> **PROBLEM DESCRIPTION**: Pictures within the data are to be left out; everything else must be reproduced exactly.

== == ==

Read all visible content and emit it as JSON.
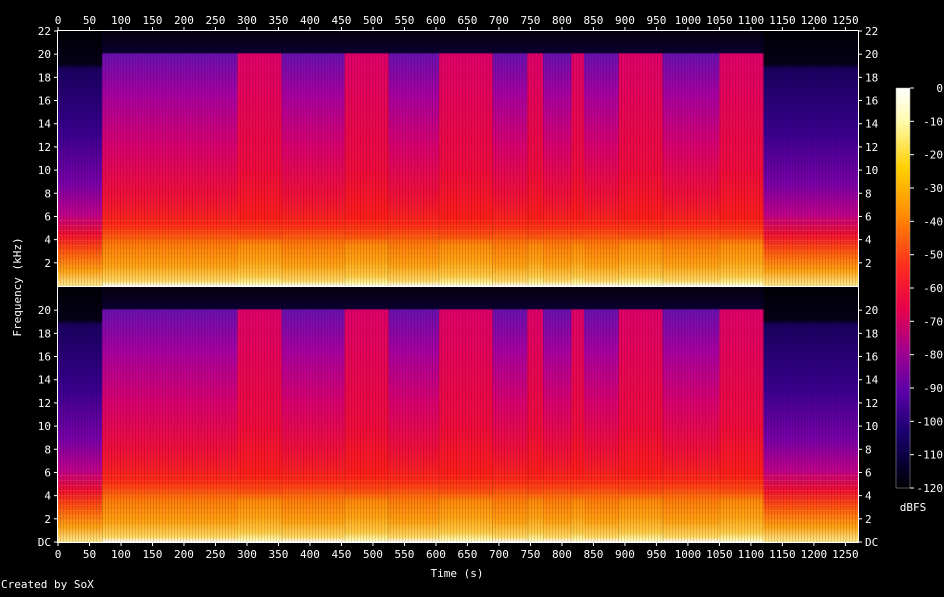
{
  "chart_data": {
    "type": "heatmap",
    "xlabel": "Time (s)",
    "ylabel": "Frequency (kHz)",
    "x_ticks": [
      0,
      50,
      100,
      150,
      200,
      250,
      300,
      350,
      400,
      450,
      500,
      550,
      600,
      650,
      700,
      750,
      800,
      850,
      900,
      950,
      1000,
      1050,
      1100,
      1150,
      1200,
      1250
    ],
    "x_range": [
      0,
      1270
    ],
    "y_range_khz": [
      0,
      22
    ],
    "channels": [
      {
        "y_tick_labels": [
          "22",
          "20",
          "18",
          "16",
          "14",
          "12",
          "10",
          "8",
          "6",
          "4",
          "2"
        ],
        "y_tick_values": [
          22,
          20,
          18,
          16,
          14,
          12,
          10,
          8,
          6,
          4,
          2
        ]
      },
      {
        "y_tick_labels": [
          "20",
          "18",
          "16",
          "14",
          "12",
          "10",
          "8",
          "6",
          "4",
          "2",
          "DC"
        ],
        "y_tick_values": [
          20,
          18,
          16,
          14,
          12,
          10,
          8,
          6,
          4,
          2,
          0
        ]
      }
    ],
    "colorbar": {
      "label": "dBFS",
      "ticks": [
        "0",
        "-10",
        "-20",
        "-30",
        "-40",
        "-50",
        "-60",
        "-70",
        "-80",
        "-90",
        "-100",
        "-110",
        "-120"
      ],
      "range": [
        -120,
        0
      ]
    },
    "segments_time_s": [
      {
        "start": 0,
        "end": 70,
        "level": "quiet",
        "cutoff_khz": 19
      },
      {
        "start": 70,
        "end": 285,
        "level": "mid",
        "cutoff_khz": 20
      },
      {
        "start": 285,
        "end": 355,
        "level": "loud",
        "cutoff_khz": 20
      },
      {
        "start": 355,
        "end": 455,
        "level": "mid",
        "cutoff_khz": 20
      },
      {
        "start": 455,
        "end": 525,
        "level": "loud",
        "cutoff_khz": 20
      },
      {
        "start": 525,
        "end": 605,
        "level": "mid",
        "cutoff_khz": 20
      },
      {
        "start": 605,
        "end": 690,
        "level": "loud",
        "cutoff_khz": 20
      },
      {
        "start": 690,
        "end": 745,
        "level": "mid",
        "cutoff_khz": 20
      },
      {
        "start": 745,
        "end": 770,
        "level": "loud",
        "cutoff_khz": 20
      },
      {
        "start": 770,
        "end": 815,
        "level": "mid",
        "cutoff_khz": 20
      },
      {
        "start": 815,
        "end": 835,
        "level": "loud",
        "cutoff_khz": 20
      },
      {
        "start": 835,
        "end": 890,
        "level": "mid",
        "cutoff_khz": 20
      },
      {
        "start": 890,
        "end": 960,
        "level": "loud",
        "cutoff_khz": 20
      },
      {
        "start": 960,
        "end": 1050,
        "level": "mid",
        "cutoff_khz": 20
      },
      {
        "start": 1050,
        "end": 1120,
        "level": "loud",
        "cutoff_khz": 20
      },
      {
        "start": 1120,
        "end": 1270,
        "level": "quiet",
        "cutoff_khz": 19
      }
    ]
  },
  "footer": {
    "credit": "Created by SoX"
  }
}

== == ==

> **RESULT OF THE TASK**:
Read all visible content and emit it as JSON.
{
  "chart_data": {
    "type": "heatmap",
    "xlabel": "Time (s)",
    "ylabel": "Frequency (kHz)",
    "x_ticks": [
      0,
      50,
      100,
      150,
      200,
      250,
      300,
      350,
      400,
      450,
      500,
      550,
      600,
      650,
      700,
      750,
      800,
      850,
      900,
      950,
      1000,
      1050,
      1100,
      1150,
      1200,
      1250
    ],
    "x_range": [
      0,
      1270
    ],
    "y_range_khz": [
      0,
      22
    ],
    "channels": [
      {
        "y_tick_labels": [
          "22",
          "20",
          "18",
          "16",
          "14",
          "12",
          "10",
          "8",
          "6",
          "4",
          "2"
        ],
        "y_tick_values": [
          22,
          20,
          18,
          16,
          14,
          12,
          10,
          8,
          6,
          4,
          2
        ]
      },
      {
        "y_tick_labels": [
          "20",
          "18",
          "16",
          "14",
          "12",
          "10",
          "8",
          "6",
          "4",
          "2",
          "DC"
        ],
        "y_tick_values": [
          20,
          18,
          16,
          14,
          12,
          10,
          8,
          6,
          4,
          2,
          0
        ]
      }
    ],
    "colorbar": {
      "label": "dBFS",
      "ticks": [
        "0",
        "-10",
        "-20",
        "-30",
        "-40",
        "-50",
        "-60",
        "-70",
        "-80",
        "-90",
        "-100",
        "-110",
        "-120"
      ],
      "range": [
        -120,
        0
      ]
    },
    "segments_time_s": [
      {
        "start": 0,
        "end": 70,
        "level": "quiet",
        "cutoff_khz": 19
      },
      {
        "start": 70,
        "end": 285,
        "level": "mid",
        "cutoff_khz": 20
      },
      {
        "start": 285,
        "end": 355,
        "level": "loud",
        "cutoff_khz": 20
      },
      {
        "start": 355,
        "end": 455,
        "level": "mid",
        "cutoff_khz": 20
      },
      {
        "start": 455,
        "end": 525,
        "level": "loud",
        "cutoff_khz": 20
      },
      {
        "start": 525,
        "end": 605,
        "level": "mid",
        "cutoff_khz": 20
      },
      {
        "start": 605,
        "end": 690,
        "level": "loud",
        "cutoff_khz": 20
      },
      {
        "start": 690,
        "end": 745,
        "level": "mid",
        "cutoff_khz": 20
      },
      {
        "start": 745,
        "end": 770,
        "level": "loud",
        "cutoff_khz": 20
      },
      {
        "start": 770,
        "end": 815,
        "level": "mid",
        "cutoff_khz": 20
      },
      {
        "start": 815,
        "end": 835,
        "level": "loud",
        "cutoff_khz": 20
      },
      {
        "start": 835,
        "end": 890,
        "level": "mid",
        "cutoff_khz": 20
      },
      {
        "start": 890,
        "end": 960,
        "level": "loud",
        "cutoff_khz": 20
      },
      {
        "start": 960,
        "end": 1050,
        "level": "mid",
        "cutoff_khz": 20
      },
      {
        "start": 1050,
        "end": 1120,
        "level": "loud",
        "cutoff_khz": 20
      },
      {
        "start": 1120,
        "end": 1270,
        "level": "quiet",
        "cutoff_khz": 19
      }
    ]
  },
  "footer": {
    "credit": "Created by SoX"
  }
}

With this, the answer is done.